Task prompt:
Take each line containing the word "Number" and copy it.

start Recorded data

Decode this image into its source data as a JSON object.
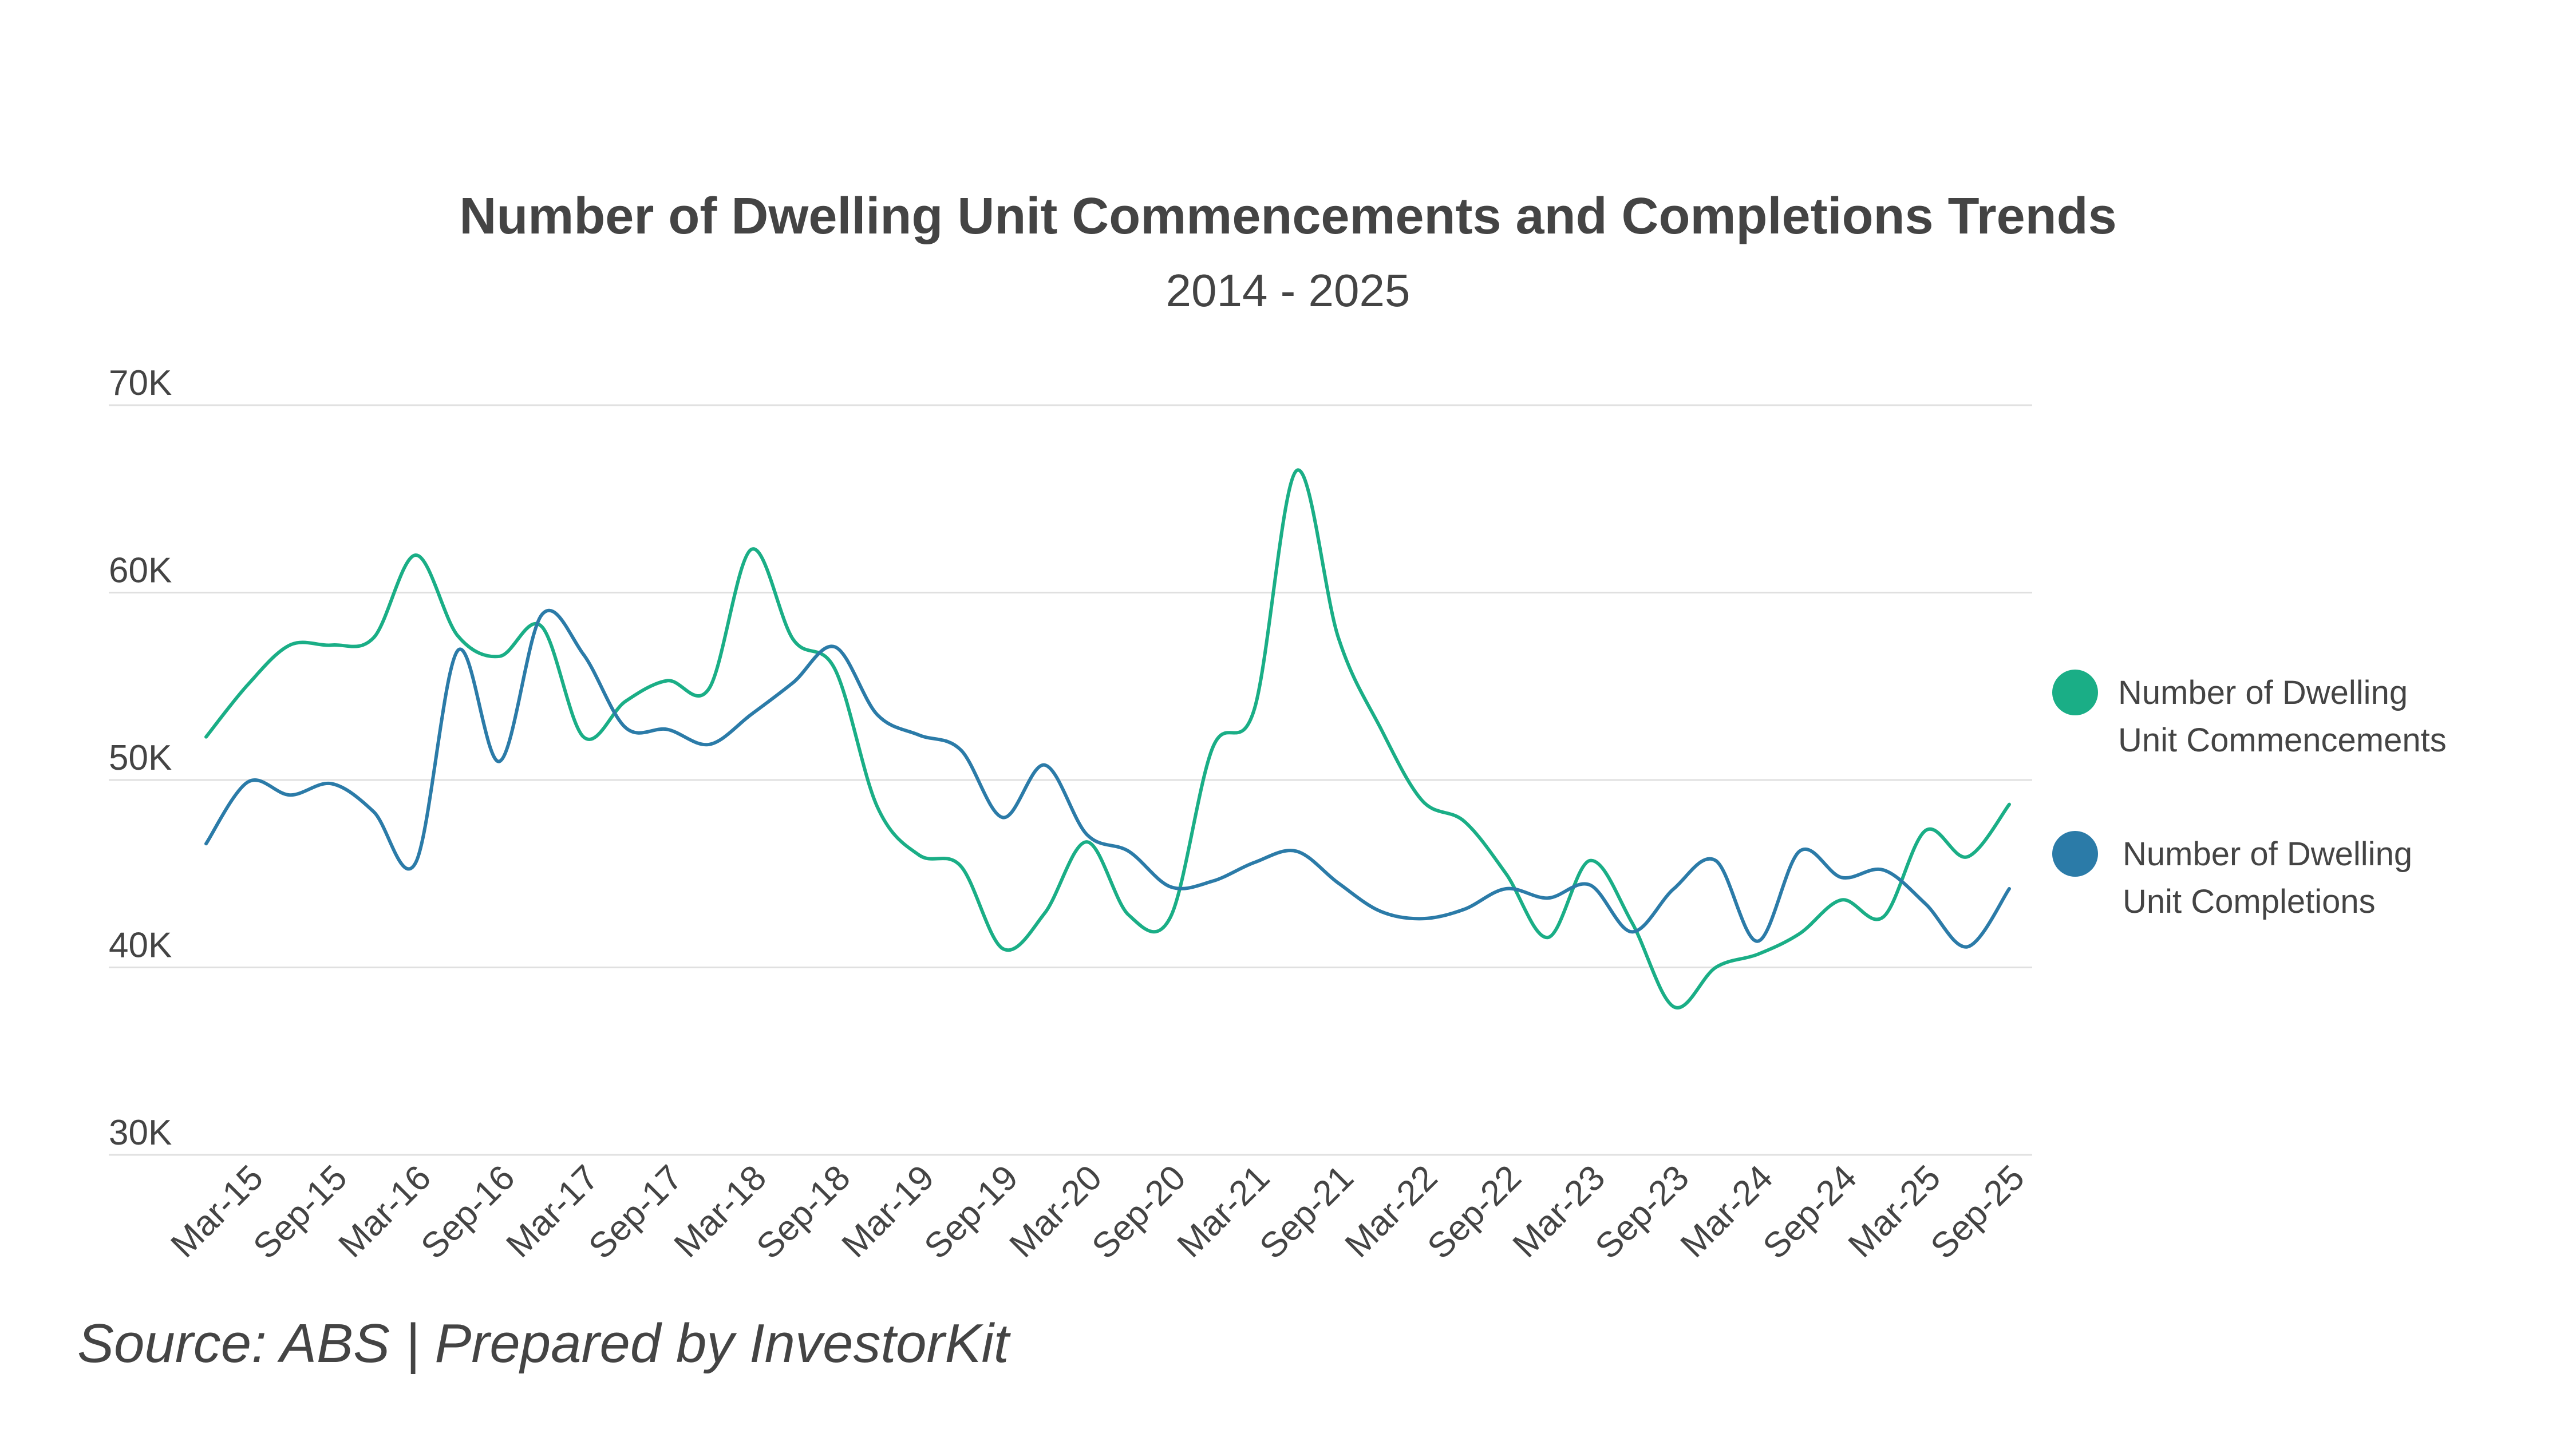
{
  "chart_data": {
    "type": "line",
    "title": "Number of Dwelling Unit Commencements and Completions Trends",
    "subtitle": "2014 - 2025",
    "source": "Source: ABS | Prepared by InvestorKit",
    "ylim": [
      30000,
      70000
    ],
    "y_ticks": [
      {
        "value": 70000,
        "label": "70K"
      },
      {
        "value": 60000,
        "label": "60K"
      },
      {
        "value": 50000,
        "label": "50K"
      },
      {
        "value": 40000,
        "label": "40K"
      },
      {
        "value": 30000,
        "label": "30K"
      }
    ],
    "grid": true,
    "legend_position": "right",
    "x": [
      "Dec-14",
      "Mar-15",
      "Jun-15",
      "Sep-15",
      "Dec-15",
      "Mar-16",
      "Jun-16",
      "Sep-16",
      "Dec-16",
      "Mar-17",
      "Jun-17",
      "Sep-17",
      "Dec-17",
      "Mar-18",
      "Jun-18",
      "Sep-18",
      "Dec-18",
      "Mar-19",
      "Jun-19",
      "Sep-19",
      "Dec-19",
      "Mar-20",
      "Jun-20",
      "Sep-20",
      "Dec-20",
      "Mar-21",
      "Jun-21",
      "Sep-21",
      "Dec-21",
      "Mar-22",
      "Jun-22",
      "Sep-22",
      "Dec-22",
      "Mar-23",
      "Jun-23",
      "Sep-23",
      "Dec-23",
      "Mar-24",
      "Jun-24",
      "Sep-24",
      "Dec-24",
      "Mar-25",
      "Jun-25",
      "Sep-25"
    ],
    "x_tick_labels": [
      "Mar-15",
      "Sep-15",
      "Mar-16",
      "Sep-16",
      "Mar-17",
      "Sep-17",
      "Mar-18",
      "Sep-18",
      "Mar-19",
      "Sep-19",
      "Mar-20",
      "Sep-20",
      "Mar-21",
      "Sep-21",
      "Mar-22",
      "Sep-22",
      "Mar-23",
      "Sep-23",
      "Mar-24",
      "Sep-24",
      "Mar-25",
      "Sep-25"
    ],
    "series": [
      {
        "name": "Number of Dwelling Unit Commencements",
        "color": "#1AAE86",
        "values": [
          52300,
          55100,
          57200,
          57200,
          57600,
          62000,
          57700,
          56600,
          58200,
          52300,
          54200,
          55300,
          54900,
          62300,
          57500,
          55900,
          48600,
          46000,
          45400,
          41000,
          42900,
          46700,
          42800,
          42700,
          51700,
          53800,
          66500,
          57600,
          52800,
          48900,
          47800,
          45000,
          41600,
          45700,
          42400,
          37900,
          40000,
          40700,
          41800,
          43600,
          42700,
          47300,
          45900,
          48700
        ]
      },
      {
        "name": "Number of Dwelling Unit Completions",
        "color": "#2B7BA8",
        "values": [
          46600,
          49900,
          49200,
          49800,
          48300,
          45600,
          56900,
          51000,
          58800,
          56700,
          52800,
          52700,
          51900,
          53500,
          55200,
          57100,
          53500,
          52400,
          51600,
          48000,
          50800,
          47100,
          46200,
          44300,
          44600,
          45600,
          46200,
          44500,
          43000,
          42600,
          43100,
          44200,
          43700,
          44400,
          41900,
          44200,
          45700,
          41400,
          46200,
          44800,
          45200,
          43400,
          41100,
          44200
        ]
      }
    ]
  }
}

end Recorded data

Exercise response:
    "title": "Number of Dwelling Unit Commencements and Completions Trends",
        "name": "Number of Dwelling Unit Commencements",
        "name": "Number of Dwelling Unit Completions",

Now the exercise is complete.